• _Directive_:
Take every line from the listing below that contains "ونصه".

• _Saved entries_:

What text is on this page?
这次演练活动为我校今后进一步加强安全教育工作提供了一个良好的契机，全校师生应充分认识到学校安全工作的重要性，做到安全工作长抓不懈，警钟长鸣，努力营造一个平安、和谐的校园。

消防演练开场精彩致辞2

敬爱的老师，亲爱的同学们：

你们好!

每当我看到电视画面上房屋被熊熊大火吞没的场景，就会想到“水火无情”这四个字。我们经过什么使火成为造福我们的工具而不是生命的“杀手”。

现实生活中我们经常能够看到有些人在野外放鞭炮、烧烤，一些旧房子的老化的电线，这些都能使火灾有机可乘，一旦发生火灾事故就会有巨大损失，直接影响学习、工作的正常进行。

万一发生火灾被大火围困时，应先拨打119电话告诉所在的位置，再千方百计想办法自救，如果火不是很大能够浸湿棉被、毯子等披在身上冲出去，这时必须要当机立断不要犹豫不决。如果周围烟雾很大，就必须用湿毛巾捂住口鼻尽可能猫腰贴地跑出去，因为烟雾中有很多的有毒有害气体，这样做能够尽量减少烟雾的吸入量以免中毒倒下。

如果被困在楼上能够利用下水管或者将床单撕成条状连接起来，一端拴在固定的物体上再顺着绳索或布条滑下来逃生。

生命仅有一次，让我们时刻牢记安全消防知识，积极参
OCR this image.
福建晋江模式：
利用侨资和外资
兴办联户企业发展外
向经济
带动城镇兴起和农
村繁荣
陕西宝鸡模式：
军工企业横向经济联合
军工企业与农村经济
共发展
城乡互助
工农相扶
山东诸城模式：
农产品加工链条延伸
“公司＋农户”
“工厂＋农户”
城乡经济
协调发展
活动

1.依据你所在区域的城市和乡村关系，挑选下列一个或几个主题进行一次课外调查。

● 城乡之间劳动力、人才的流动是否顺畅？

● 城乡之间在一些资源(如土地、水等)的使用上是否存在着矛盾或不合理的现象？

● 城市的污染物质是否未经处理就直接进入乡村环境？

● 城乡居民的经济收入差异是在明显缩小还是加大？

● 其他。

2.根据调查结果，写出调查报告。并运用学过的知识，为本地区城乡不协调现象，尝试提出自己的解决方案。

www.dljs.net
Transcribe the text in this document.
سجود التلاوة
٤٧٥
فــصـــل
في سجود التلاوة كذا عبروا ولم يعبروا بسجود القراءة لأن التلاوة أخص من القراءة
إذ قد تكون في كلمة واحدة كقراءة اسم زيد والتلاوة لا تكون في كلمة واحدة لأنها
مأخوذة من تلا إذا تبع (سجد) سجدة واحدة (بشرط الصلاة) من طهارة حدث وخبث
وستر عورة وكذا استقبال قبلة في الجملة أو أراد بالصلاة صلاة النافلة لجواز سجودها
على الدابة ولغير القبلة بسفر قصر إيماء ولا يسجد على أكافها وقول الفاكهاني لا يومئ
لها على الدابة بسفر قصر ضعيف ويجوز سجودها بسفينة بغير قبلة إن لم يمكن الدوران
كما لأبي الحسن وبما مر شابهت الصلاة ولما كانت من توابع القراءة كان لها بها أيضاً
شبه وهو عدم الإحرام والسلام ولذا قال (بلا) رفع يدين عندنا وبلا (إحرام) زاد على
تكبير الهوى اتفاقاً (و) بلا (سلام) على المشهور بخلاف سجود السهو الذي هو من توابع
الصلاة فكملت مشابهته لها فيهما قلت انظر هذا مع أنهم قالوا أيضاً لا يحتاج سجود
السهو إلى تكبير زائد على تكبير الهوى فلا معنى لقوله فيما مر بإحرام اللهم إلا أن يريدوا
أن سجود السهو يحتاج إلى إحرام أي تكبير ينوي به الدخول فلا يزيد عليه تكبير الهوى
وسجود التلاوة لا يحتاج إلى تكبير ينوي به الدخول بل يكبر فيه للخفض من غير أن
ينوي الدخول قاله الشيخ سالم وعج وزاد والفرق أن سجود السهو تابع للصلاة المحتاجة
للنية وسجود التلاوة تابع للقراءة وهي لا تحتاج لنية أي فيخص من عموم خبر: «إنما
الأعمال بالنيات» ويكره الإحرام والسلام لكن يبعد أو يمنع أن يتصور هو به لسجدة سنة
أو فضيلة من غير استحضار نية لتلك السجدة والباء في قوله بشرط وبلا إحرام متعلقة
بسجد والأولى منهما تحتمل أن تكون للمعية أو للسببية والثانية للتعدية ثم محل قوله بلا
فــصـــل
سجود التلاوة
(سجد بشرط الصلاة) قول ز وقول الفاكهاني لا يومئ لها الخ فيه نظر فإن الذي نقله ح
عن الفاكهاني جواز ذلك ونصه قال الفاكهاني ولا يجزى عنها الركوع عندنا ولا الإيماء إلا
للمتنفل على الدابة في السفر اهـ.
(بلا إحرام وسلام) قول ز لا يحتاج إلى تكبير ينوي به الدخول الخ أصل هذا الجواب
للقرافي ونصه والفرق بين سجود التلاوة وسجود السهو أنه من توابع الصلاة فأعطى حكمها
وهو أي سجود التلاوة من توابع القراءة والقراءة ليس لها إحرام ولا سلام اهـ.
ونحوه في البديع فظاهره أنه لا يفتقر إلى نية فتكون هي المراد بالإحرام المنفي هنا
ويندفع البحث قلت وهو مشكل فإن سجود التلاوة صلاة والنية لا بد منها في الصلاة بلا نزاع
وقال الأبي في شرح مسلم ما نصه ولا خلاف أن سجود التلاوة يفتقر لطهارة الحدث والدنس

• _Written solution_:
عن الفاكهاني جواز ذلك ونصه قال الفاكهاني ولا يجزى عنها الركوع عندنا ولا الإيماء إلا
للقرافي ونصه والفرق بين سجود التلاوة وسجود السهو أنه من توابع الصلاة فأعطى حكمها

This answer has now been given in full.